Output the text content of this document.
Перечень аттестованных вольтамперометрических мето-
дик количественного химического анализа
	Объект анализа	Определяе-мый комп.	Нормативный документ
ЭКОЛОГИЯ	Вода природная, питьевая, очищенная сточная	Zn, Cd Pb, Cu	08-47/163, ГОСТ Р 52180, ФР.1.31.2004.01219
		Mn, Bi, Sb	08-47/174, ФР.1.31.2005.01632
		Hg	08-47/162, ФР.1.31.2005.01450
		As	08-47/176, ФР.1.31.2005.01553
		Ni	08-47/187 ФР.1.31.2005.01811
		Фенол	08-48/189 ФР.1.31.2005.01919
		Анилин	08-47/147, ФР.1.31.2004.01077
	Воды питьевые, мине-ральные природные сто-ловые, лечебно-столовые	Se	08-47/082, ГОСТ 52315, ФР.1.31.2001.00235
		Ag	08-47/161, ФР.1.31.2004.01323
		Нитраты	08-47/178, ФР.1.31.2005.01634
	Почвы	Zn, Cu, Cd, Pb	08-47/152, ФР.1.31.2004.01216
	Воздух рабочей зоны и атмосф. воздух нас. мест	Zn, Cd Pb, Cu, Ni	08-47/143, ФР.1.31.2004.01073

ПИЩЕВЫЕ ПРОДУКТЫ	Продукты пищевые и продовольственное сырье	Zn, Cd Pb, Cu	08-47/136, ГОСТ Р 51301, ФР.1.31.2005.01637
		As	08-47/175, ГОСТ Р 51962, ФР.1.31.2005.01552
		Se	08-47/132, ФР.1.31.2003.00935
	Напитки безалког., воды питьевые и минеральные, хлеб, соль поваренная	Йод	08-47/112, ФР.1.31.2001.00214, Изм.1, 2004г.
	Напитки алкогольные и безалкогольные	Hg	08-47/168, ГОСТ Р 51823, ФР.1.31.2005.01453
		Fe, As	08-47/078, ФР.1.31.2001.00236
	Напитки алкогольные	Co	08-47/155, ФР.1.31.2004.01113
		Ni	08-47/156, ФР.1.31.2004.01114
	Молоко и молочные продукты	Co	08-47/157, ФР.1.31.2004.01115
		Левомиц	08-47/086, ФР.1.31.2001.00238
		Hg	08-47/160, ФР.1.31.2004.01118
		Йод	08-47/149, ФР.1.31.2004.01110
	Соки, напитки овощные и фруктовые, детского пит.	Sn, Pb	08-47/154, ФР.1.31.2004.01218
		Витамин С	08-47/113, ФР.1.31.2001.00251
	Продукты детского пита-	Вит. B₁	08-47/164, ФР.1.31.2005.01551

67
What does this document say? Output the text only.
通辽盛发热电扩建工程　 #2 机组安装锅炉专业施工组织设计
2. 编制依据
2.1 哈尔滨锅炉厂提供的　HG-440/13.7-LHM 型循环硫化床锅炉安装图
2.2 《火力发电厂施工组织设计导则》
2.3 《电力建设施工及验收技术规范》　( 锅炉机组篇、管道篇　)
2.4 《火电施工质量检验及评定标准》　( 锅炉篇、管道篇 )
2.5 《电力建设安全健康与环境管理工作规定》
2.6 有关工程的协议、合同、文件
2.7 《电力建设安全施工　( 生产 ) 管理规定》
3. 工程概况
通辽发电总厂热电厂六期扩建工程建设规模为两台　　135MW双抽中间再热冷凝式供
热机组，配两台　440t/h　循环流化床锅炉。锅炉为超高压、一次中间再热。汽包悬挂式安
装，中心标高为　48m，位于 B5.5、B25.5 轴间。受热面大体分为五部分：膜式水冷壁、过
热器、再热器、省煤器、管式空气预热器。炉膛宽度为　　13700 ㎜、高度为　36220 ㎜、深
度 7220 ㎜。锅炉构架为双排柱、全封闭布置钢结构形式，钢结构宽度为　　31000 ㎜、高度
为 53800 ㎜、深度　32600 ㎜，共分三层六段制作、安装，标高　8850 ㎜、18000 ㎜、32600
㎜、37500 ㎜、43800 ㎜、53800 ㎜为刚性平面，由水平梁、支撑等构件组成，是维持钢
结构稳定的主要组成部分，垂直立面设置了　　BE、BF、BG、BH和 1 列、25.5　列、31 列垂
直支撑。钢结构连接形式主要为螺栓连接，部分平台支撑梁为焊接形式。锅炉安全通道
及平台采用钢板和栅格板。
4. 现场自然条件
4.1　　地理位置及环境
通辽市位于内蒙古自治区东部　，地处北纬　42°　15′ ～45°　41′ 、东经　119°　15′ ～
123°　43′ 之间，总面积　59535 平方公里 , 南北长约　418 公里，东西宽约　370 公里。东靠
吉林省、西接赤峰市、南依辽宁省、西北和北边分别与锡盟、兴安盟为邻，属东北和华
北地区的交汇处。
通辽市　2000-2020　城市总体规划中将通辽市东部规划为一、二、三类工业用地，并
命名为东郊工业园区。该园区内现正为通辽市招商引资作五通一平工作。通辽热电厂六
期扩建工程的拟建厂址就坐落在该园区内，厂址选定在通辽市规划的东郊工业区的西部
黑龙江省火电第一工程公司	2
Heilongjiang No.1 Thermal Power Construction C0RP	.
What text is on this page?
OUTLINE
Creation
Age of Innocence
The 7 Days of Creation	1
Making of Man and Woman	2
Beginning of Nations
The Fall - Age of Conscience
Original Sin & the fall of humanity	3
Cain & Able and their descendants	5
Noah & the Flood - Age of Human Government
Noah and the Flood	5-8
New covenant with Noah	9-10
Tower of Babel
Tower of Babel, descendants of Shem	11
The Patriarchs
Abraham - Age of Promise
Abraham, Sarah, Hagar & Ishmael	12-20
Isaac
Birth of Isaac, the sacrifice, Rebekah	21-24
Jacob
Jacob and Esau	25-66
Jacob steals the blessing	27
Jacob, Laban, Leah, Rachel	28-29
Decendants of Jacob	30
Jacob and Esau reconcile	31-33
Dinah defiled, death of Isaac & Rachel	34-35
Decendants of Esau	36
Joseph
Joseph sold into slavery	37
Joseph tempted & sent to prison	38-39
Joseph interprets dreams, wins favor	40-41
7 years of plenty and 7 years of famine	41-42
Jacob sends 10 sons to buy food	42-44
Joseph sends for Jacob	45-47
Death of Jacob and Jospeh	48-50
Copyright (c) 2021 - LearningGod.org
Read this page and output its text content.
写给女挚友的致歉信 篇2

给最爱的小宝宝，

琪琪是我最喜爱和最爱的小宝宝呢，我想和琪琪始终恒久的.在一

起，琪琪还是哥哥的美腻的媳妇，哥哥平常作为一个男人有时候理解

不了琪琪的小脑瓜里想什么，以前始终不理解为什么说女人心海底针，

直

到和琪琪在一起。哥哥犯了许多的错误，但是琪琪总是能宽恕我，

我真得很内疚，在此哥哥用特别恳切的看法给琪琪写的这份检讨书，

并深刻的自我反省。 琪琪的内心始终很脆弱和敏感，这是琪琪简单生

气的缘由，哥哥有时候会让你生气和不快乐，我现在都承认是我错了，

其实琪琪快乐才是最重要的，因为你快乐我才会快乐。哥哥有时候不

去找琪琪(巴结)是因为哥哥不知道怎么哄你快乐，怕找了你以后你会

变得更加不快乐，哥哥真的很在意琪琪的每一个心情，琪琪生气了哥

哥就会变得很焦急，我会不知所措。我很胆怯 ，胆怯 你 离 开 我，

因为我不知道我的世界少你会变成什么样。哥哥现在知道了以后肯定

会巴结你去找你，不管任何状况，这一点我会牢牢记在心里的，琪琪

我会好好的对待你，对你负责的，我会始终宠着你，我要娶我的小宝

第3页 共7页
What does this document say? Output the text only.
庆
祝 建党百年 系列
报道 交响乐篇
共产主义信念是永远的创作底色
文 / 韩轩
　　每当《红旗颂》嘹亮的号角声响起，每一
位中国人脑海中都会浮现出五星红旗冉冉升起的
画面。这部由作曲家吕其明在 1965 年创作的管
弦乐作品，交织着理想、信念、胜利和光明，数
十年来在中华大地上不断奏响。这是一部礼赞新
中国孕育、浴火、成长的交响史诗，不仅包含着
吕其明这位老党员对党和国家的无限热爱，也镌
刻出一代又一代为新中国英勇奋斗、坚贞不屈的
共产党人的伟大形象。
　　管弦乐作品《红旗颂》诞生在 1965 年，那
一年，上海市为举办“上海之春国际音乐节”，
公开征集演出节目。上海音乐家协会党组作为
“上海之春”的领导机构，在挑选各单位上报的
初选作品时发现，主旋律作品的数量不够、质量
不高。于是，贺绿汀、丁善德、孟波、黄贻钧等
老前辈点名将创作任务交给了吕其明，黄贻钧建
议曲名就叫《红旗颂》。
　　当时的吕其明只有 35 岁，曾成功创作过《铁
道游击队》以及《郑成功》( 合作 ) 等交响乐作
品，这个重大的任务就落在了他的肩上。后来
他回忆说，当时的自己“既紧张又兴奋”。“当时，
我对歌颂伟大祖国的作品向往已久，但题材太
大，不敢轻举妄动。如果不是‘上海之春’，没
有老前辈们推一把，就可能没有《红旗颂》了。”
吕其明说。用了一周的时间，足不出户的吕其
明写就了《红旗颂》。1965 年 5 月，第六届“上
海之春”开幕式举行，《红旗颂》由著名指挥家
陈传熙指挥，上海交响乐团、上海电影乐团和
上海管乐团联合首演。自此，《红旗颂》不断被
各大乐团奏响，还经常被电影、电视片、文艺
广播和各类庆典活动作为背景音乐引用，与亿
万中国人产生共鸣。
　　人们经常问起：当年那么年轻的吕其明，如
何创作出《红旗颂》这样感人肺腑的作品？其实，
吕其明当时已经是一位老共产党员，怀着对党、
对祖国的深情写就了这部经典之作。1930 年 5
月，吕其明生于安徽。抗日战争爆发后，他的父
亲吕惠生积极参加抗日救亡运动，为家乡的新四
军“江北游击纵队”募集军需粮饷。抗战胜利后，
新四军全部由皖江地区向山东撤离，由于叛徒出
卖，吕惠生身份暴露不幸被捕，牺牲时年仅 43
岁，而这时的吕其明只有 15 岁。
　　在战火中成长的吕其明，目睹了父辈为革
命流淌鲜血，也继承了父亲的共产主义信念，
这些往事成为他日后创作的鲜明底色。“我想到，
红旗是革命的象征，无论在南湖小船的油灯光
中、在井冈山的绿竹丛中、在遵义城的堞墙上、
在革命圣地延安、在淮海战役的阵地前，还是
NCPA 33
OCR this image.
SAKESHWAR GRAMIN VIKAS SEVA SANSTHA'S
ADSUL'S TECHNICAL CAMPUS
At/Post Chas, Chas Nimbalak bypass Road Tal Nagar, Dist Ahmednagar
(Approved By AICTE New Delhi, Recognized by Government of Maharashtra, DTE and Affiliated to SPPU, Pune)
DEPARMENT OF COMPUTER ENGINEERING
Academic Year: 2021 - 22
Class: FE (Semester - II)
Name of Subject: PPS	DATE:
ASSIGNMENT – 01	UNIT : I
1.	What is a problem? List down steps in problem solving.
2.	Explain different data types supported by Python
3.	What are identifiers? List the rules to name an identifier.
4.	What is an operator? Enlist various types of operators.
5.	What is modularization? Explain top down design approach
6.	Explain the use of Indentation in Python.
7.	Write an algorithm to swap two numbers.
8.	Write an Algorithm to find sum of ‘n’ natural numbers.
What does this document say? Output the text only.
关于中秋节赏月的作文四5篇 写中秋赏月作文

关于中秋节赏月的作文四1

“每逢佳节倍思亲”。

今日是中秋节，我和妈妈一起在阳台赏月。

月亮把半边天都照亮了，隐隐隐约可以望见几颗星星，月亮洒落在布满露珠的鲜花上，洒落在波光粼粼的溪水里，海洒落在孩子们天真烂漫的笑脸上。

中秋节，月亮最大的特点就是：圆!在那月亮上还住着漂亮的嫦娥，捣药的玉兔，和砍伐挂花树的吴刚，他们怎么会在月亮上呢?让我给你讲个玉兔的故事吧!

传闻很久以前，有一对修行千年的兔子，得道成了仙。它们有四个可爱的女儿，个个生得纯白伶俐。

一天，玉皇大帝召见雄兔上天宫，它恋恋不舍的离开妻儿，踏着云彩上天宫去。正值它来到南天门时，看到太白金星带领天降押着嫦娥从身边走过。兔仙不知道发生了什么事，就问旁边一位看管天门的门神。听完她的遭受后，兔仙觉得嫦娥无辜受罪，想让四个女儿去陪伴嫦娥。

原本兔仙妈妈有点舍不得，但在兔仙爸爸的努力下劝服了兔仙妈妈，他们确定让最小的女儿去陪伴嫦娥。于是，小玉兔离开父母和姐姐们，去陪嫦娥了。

◇ ◇ ◇ ◇ ◇

• Exercise goal
Copy all lines from the material that contain "this".

• Expected output
Output the text content of this document.
What does this document say? Output the text only.
What text is on this page?
Read this page and output its text content.
What does this document say? Output the text only.
OCR this image.
What does this document say? Output the text only.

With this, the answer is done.